练习任务
[A] 根据关于Estimator的文本,mode为TRAIN时,EstimatorSpec中哪些参数必须填写?
[B] 将记录中从开头一行到包含“message-time: 14:51 <box>598”的那一行(首尾两行均包括在内)原样重新录入。

所给文本
════════════════

Estimator是Tensorflow的高阶API。除了Tensorflow官方定义的内置Estimator之外,用户也可以实现自定义的Estimator。

Estimator定义

Estimator的构造函数如下:

def __init__(self,
    model_fn,  # 定义模型,根据不同的模式分别定义训练、评估和预测的图。
    model_dir=None,  # 模型导出目录
    config=None,     # 配置参数
    params=None,     # 自定义Estimator的额外参数
    warm_start_from=None):  # 模型热启动

其中最核心的参数为model_fn,其接口如下

def _model_fn(features,  # 特征,可以是Tensor或dict of Tensor
                labels,    # 标签
                mode,      # 模式
                params,    # 自定义参数,即上面Estimator构造函数中的params
                config):   # 配置参数

model_fn会被Estimator多次调用,通过调用Tensorflow的layer来实现模型。通过模式字段(ModeKeys.TRAIN, ModeKeys.EVAL, ModeKeys.PREDICT)来判断是训练、评估还是预测阶段,分别构造不同的图。model_fn的返回结构为EstimatorSpec,使用其中的训练、loss和预测的OP,Estimator就可以驱动完成训练、评估和预测。

EstimatorSpec的定义如下

def __new__(cls,
              mode,  # 模式
              predictions=None,  # 预测的Tensor或dict,mode为PREDICT时必填。
              loss=None,  # loss Tensor,mode为TRAIN或EVAL时必填。
              train_op=None,  # 训练OP,mode为TRAIN时必填。
              eval_metric_ops=None,  # 评估OP的dict
              export_outputs=None,
              training_chief_hooks=None,
              training_hooks=None,
              scaffold=None,
              evaluation_hooks=None,
              prediction_hooks=None):

训练

Estimator的训练接口如下

def train(self,
            input_fn,    # 返回训练特征和标签的tuple
            hooks=None,  # 通过hook指定训练过程中的自定义行为
            steps=None,  # 训练步数
            max_steps=None,  ## 训练总步数
            saving_listeners=None):
    with context.graph_mode():
      hooks.extend(self._convert_train_steps_to_hooks(steps, max_steps))
      loss = self._train_model(input_fn, hooks, saving_listeners)
      logging.info('Loss for final step: %s.', loss)

════════════════

所给记录
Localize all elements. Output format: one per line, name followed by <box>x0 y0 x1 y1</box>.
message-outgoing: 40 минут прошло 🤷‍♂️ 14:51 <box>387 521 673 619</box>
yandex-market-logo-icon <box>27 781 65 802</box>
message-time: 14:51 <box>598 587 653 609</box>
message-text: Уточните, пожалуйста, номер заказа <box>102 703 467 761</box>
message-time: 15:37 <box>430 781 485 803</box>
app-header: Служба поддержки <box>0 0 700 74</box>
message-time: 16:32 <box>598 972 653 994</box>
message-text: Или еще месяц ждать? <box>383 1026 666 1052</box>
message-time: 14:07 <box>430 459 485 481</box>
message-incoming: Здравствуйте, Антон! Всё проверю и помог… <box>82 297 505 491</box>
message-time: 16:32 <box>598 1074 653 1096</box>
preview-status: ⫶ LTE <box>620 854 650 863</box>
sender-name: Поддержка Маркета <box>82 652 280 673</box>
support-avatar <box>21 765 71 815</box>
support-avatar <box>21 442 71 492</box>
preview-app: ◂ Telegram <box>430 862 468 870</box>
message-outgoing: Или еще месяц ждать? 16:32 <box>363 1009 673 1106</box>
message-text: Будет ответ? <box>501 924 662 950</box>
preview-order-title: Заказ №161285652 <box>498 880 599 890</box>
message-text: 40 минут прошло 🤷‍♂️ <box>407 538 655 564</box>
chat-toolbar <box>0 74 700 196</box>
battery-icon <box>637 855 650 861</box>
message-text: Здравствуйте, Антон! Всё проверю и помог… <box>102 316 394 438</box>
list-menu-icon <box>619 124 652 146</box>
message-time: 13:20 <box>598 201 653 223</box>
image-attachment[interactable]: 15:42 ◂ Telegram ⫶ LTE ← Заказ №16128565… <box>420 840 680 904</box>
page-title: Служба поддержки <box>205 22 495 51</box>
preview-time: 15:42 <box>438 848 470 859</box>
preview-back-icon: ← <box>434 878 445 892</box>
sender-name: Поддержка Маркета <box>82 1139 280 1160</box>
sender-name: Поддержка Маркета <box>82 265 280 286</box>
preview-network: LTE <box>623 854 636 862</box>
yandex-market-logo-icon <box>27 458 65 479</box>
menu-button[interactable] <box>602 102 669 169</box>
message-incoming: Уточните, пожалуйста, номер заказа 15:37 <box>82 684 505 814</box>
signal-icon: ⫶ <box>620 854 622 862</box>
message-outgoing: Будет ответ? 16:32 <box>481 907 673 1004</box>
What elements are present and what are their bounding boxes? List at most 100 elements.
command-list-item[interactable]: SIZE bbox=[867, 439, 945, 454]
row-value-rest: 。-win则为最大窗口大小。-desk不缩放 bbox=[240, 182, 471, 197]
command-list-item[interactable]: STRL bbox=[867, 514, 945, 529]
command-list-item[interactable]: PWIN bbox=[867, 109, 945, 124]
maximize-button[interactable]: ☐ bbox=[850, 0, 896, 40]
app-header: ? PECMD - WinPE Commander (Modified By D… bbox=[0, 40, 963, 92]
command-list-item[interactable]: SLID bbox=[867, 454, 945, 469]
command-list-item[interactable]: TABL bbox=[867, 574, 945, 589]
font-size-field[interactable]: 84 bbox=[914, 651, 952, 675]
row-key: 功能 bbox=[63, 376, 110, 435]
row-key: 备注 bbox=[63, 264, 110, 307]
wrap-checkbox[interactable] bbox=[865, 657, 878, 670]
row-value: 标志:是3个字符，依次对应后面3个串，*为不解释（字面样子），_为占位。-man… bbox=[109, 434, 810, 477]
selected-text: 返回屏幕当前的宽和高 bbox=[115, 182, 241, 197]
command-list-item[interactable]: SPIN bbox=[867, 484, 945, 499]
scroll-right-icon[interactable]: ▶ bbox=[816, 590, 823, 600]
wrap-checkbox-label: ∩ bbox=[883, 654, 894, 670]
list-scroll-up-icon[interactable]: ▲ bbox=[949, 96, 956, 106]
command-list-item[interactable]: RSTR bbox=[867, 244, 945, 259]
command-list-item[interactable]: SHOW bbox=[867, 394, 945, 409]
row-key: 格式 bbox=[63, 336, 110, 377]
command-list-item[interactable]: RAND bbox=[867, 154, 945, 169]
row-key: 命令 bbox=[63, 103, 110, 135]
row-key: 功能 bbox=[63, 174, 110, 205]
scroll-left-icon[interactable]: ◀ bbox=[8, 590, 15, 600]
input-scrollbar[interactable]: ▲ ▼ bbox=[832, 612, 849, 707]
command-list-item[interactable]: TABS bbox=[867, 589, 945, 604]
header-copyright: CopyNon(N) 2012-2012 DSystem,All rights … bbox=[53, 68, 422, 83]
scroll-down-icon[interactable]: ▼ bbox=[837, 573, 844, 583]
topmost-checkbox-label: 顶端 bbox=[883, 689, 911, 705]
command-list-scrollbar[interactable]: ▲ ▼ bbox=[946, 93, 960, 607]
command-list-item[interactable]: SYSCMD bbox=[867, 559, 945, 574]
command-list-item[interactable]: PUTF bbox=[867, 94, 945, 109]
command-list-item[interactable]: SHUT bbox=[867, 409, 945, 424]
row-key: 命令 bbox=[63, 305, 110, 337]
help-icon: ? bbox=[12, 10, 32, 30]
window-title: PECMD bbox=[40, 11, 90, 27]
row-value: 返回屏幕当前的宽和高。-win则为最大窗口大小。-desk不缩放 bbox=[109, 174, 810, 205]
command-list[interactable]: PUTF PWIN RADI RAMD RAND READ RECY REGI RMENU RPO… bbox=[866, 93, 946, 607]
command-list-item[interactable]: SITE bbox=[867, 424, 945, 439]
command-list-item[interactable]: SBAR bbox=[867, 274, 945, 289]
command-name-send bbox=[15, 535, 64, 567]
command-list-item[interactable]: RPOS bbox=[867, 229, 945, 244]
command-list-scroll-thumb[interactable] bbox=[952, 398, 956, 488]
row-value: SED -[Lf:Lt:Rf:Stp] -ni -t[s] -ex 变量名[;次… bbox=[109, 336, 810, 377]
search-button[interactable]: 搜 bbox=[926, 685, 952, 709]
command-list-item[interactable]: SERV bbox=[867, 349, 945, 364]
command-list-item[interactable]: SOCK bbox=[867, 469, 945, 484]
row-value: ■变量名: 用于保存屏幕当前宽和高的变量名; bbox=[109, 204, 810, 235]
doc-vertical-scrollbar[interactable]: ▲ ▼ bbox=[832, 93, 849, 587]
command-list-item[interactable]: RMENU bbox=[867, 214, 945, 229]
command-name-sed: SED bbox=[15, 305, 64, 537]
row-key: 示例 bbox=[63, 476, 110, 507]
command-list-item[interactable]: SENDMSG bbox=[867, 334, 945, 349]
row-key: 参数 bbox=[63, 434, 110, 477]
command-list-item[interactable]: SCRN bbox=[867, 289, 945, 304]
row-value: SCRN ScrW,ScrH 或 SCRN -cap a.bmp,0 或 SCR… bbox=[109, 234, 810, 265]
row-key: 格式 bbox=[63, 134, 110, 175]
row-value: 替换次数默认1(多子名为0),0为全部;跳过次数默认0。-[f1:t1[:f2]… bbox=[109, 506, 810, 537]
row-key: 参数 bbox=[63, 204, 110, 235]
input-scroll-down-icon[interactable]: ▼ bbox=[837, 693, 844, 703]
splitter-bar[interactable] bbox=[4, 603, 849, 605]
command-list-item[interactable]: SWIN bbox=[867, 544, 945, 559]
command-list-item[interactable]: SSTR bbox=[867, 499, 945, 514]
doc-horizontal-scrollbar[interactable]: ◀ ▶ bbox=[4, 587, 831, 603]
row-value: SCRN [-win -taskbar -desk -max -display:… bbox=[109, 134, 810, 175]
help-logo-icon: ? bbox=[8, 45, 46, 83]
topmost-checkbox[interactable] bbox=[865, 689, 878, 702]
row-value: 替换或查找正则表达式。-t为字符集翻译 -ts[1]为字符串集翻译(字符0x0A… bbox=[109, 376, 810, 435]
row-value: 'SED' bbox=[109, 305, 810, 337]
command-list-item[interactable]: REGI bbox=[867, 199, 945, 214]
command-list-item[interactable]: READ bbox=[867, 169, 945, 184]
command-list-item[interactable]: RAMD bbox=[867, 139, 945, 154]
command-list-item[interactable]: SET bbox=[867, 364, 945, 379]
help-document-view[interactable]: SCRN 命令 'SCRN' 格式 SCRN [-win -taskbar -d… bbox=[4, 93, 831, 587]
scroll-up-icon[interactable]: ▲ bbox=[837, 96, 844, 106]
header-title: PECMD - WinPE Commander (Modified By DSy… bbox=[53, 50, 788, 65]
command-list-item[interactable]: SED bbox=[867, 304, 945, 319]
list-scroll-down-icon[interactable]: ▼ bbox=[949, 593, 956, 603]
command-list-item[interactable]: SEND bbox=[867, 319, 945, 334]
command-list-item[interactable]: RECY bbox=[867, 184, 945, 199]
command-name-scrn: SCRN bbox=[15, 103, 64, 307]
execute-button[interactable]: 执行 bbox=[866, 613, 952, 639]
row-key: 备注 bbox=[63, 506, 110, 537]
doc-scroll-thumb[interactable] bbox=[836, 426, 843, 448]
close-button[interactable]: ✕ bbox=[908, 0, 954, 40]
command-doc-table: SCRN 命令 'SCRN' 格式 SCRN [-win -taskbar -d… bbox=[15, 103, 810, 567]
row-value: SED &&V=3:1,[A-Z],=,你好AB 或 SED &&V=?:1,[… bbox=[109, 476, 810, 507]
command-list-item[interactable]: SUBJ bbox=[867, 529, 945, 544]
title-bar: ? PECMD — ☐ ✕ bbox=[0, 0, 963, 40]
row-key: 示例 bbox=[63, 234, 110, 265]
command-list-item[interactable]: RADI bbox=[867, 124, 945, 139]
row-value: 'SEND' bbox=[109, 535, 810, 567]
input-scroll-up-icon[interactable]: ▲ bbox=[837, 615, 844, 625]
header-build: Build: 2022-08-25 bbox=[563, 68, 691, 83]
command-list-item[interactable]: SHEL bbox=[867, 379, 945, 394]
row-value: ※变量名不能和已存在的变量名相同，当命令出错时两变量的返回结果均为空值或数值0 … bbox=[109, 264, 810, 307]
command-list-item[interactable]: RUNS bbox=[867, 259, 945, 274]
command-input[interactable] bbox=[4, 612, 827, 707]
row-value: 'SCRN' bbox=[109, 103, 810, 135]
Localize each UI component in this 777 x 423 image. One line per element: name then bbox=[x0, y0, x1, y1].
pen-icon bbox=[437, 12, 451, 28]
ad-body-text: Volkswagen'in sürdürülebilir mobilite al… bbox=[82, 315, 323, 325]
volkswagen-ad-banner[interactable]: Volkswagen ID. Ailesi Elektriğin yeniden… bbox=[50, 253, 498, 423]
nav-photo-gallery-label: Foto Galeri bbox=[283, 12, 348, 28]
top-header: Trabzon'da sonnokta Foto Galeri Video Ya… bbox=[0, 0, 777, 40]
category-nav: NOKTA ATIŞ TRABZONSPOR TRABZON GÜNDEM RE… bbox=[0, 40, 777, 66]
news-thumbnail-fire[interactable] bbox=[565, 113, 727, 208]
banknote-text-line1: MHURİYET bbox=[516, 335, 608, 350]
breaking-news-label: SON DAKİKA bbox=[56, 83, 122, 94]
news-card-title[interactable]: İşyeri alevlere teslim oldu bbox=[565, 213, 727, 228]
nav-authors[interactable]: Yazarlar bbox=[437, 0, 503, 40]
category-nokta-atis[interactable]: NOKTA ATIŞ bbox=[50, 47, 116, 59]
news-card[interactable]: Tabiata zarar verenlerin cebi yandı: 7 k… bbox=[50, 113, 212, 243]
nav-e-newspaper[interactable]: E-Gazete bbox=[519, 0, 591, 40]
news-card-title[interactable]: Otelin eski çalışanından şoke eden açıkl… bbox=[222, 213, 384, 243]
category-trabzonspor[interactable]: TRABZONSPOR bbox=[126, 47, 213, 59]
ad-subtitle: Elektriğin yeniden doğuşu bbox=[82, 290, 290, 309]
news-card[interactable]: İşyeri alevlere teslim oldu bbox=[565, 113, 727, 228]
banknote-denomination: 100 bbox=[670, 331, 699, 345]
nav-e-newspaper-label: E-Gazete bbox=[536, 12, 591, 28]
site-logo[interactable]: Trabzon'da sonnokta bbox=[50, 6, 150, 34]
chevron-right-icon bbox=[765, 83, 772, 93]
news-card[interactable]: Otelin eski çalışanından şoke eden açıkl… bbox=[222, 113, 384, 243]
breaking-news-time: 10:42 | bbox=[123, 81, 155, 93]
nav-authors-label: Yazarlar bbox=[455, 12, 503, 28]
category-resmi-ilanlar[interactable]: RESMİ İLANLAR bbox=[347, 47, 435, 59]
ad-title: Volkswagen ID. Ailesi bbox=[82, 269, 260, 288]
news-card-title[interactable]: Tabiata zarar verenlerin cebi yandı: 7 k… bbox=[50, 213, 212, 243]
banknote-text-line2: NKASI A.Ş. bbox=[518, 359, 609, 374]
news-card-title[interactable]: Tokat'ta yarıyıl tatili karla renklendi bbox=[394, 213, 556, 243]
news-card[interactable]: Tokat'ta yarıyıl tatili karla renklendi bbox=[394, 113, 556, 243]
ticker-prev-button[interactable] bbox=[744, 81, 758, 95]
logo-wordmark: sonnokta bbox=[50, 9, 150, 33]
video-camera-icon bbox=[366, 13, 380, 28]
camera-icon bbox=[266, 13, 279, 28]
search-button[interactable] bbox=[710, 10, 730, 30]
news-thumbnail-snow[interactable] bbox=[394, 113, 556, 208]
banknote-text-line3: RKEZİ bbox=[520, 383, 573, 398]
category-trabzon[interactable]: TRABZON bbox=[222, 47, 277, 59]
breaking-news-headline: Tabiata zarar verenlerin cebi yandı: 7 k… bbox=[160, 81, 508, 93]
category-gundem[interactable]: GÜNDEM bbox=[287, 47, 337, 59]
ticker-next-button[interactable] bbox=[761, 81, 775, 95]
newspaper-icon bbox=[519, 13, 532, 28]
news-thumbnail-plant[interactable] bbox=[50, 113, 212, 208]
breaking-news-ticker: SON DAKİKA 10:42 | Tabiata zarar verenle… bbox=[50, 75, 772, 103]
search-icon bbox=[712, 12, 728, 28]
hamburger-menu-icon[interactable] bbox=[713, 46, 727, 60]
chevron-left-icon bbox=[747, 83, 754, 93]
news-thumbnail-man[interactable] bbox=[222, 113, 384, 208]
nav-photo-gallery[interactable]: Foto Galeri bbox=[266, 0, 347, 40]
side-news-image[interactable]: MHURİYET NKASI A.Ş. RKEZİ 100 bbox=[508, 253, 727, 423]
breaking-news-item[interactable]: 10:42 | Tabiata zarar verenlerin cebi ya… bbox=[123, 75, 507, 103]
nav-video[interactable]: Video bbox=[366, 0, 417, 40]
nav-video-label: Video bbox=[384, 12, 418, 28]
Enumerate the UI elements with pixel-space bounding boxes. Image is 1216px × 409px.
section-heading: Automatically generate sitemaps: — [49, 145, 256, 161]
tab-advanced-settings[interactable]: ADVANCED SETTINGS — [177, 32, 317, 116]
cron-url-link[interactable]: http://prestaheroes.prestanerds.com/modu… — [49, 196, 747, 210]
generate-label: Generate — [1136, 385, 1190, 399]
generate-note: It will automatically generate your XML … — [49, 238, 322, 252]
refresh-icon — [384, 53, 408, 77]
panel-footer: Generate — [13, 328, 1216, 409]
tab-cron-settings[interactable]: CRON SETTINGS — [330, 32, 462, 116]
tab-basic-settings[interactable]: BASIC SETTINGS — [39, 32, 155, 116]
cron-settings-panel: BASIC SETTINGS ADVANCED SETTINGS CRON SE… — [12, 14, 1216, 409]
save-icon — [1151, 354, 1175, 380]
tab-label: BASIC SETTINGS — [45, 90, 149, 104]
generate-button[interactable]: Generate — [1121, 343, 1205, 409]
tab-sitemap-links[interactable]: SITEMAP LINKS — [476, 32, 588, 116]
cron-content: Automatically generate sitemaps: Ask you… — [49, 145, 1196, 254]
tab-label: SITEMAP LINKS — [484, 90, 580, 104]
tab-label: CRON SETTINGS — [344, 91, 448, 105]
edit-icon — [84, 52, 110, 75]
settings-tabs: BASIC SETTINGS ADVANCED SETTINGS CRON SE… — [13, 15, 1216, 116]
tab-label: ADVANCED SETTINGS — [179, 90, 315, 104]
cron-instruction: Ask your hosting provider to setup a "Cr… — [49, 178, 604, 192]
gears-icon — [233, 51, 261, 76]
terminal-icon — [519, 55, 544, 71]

════════════════

任务答案
[A] loss和train_op。

[B]
Localize all elements. Output format: one per line, name followed by <box>x0 y0 x1 y1</box>.
message-outgoing: 40 минут прошло 🤷‍♂️ 14:51 <box>387 521 673 619</box>
yandex-market-logo-icon <box>27 781 65 802</box>
message-time: 14:51 <box>598 587 653 609</box>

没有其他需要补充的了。